Fernando de Andreis (born 10 January 1976) is an Argentine politician who served as General Secretary of the Presidency of the Nation (2015–2019), designated by President Mauricio Macri.

Early life and education
Fernando de Andreis was born in Buenos Aires on 10 January 1976. His father died before his birth, and his mother, Patricia Langan, later married Juan Manuel Bordeu, a car racer, who adopted him and raised him along with her daughter Ivonne Bordeu, President Mauricio Macri's first wife. He holds a degree in Business Administration from the University of Buenos Aires and has been a member of the Republican Proposal (PRO) since 2002.

Politics
His political career began as a collaborator of Marcos Peña, the current Chief of Minister, in the Creer y Crecer Foundation in 2002. He was one of its chief advisors, as well as organizer of PRO youth at the request of Peña. He served as Legislator of the City of Buenos Aires, elected in 2007, replacing Peña and again in 2009, was head of the Republican Proposal block since 2011, and then President of the City of Buenos Aires Tourism Authority, assuming in the position on 11 December 2013. He was head of the campaign to head of government of Horacio Rodríguez Larreta in 2015.

◆ THINGS TO DO:
[A] Name every person other than Fernando de Andreis who is mentioned in the biography of Fernando de Andreis.
[B] According to the biography of Fernando de Andreis, on what date did he take up the post of President of the City of Buenos Aires Tourism Authority?
The material comes from a separate source and has no connection to the biography of Fernando de Andreis.

◆ PROVIDED INFORMATION:

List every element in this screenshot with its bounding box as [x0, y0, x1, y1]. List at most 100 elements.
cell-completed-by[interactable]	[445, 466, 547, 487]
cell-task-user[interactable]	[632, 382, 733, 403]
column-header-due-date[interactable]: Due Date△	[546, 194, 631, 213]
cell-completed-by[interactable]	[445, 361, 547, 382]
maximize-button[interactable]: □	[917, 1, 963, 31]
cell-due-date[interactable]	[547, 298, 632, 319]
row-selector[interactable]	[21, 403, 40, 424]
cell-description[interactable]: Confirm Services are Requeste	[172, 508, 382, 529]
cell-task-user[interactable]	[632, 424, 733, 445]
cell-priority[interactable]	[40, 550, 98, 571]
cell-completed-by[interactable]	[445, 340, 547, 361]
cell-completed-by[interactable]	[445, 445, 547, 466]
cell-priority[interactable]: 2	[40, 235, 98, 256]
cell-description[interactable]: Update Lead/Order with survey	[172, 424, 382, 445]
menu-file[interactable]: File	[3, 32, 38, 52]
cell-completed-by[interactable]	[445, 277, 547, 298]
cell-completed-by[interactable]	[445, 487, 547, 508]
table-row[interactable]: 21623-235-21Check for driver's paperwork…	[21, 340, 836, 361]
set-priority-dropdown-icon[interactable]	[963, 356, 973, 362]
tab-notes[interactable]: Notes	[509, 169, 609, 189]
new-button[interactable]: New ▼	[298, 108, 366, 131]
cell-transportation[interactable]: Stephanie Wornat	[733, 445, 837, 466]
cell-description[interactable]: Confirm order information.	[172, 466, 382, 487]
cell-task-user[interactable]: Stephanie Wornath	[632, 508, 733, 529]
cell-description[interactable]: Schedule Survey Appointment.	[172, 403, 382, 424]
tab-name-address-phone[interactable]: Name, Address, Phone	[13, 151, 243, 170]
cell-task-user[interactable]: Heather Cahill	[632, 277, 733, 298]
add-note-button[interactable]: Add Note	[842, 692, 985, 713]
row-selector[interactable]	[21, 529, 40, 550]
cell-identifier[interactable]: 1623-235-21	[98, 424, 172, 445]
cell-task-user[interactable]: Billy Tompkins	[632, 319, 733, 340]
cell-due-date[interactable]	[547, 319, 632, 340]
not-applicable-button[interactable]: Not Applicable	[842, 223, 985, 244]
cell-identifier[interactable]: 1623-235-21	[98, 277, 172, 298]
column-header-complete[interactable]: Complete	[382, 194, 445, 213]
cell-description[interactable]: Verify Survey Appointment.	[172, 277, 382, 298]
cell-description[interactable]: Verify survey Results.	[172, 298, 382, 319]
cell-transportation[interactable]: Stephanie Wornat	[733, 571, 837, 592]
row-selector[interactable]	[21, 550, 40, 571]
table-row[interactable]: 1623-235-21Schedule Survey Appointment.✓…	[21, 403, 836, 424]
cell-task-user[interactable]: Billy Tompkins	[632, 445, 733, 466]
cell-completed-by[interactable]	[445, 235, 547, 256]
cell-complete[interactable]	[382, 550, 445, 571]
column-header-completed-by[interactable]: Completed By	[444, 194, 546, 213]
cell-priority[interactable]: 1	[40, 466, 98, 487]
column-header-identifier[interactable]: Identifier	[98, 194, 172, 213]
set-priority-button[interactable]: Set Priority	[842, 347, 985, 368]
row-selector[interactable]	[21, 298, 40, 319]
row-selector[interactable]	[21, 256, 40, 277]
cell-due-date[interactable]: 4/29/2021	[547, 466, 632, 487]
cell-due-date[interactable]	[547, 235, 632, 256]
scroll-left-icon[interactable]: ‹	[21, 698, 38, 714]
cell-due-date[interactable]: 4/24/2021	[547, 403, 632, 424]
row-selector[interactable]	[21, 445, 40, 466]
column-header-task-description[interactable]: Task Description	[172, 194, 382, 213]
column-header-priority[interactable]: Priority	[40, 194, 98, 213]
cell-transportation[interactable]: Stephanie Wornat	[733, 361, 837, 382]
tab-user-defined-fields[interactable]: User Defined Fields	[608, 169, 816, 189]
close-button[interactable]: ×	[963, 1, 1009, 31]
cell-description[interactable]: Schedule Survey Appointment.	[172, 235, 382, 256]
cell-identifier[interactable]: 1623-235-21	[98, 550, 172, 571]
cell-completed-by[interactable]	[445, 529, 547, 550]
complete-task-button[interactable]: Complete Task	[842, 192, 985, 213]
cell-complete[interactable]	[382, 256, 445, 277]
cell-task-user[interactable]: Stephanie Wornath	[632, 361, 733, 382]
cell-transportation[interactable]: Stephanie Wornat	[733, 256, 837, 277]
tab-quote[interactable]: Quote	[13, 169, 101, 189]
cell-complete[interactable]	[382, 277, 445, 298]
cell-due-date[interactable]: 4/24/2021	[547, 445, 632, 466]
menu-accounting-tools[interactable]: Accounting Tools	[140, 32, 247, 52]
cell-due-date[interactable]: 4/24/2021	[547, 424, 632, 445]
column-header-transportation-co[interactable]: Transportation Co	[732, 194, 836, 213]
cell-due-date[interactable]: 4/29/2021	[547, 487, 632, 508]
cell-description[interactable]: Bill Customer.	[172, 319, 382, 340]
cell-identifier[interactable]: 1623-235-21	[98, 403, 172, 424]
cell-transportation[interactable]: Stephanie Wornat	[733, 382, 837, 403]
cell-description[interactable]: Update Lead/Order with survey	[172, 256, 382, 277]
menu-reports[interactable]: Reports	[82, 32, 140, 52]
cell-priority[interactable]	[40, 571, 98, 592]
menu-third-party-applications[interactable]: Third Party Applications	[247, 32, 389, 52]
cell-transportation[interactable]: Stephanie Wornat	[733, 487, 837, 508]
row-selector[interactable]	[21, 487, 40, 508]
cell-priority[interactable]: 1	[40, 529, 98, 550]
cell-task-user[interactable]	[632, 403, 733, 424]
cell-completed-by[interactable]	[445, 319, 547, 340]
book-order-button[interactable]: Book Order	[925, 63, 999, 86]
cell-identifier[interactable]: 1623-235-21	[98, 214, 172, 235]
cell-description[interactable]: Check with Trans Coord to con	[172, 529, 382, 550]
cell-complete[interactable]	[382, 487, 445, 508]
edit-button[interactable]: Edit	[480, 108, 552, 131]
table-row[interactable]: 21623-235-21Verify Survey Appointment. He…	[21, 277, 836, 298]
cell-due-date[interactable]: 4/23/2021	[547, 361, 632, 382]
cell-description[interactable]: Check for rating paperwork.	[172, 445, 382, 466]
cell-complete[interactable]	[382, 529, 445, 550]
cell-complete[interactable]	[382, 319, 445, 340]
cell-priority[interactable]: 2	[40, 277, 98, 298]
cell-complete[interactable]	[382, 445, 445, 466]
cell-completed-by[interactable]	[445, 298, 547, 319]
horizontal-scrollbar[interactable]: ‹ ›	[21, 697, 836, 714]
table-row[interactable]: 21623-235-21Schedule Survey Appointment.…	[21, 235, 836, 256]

◆ TASK ANSWERS:
[A] Mauricio Macri, Patricia Langan, Juan Manuel Bordeu, Ivonne Bordeu, Marcos Peña, Horacio Rodríguez Larreta

[B] 11 December 2013